*Exercise requirements*. Transcribe all the entries word for word, but omit the images.

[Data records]
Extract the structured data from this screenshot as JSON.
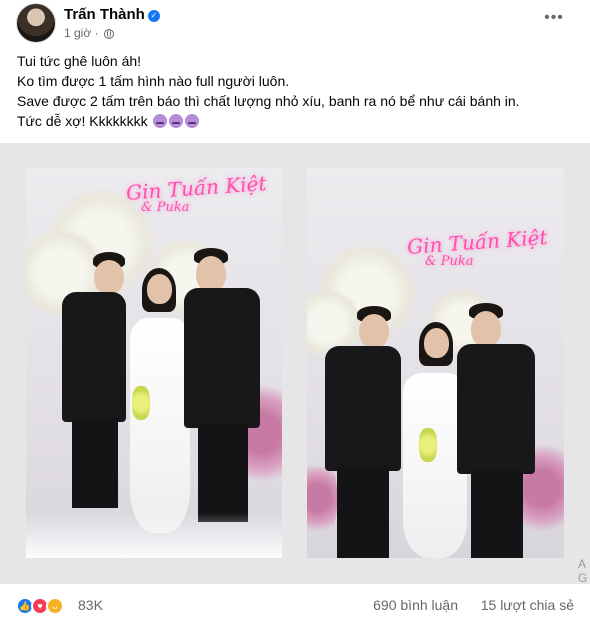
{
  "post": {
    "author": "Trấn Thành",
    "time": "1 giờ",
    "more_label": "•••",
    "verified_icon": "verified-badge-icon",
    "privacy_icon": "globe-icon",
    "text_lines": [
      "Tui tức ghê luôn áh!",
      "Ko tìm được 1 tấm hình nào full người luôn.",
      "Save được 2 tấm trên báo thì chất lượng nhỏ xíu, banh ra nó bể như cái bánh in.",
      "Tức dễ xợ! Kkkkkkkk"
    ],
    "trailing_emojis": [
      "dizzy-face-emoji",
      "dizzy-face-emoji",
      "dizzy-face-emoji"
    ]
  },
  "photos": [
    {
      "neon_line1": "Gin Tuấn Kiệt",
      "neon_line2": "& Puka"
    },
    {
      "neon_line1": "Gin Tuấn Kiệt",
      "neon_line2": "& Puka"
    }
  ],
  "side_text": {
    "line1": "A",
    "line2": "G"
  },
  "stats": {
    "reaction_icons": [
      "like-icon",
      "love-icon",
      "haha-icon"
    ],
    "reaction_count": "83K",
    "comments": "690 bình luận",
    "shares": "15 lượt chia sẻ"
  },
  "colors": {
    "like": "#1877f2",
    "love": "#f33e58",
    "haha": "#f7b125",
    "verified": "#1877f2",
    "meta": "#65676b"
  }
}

*Response for this exercise*.
Extract the structured data from this screenshot as JSON.
{
  "post": {
    "author": "Trấn Thành",
    "time": "1 giờ",
    "more_label": "•••",
    "verified_icon": "verified-badge-icon",
    "privacy_icon": "globe-icon",
    "text_lines": [
      "Tui tức ghê luôn áh!",
      "Ko tìm được 1 tấm hình nào full người luôn.",
      "Save được 2 tấm trên báo thì chất lượng nhỏ xíu, banh ra nó bể như cái bánh in.",
      "Tức dễ xợ! Kkkkkkkk"
    ],
    "trailing_emojis": [
      "dizzy-face-emoji",
      "dizzy-face-emoji",
      "dizzy-face-emoji"
    ]
  },
  "photos": [
    {
      "neon_line1": "Gin Tuấn Kiệt",
      "neon_line2": "& Puka"
    },
    {
      "neon_line1": "Gin Tuấn Kiệt",
      "neon_line2": "& Puka"
    }
  ],
  "side_text": {
    "line1": "A",
    "line2": "G"
  },
  "stats": {
    "reaction_icons": [
      "like-icon",
      "love-icon",
      "haha-icon"
    ],
    "reaction_count": "83K",
    "comments": "690 bình luận",
    "shares": "15 lượt chia sẻ"
  },
  "colors": {
    "like": "#1877f2",
    "love": "#f33e58",
    "haha": "#f7b125",
    "verified": "#1877f2",
    "meta": "#65676b"
  }
}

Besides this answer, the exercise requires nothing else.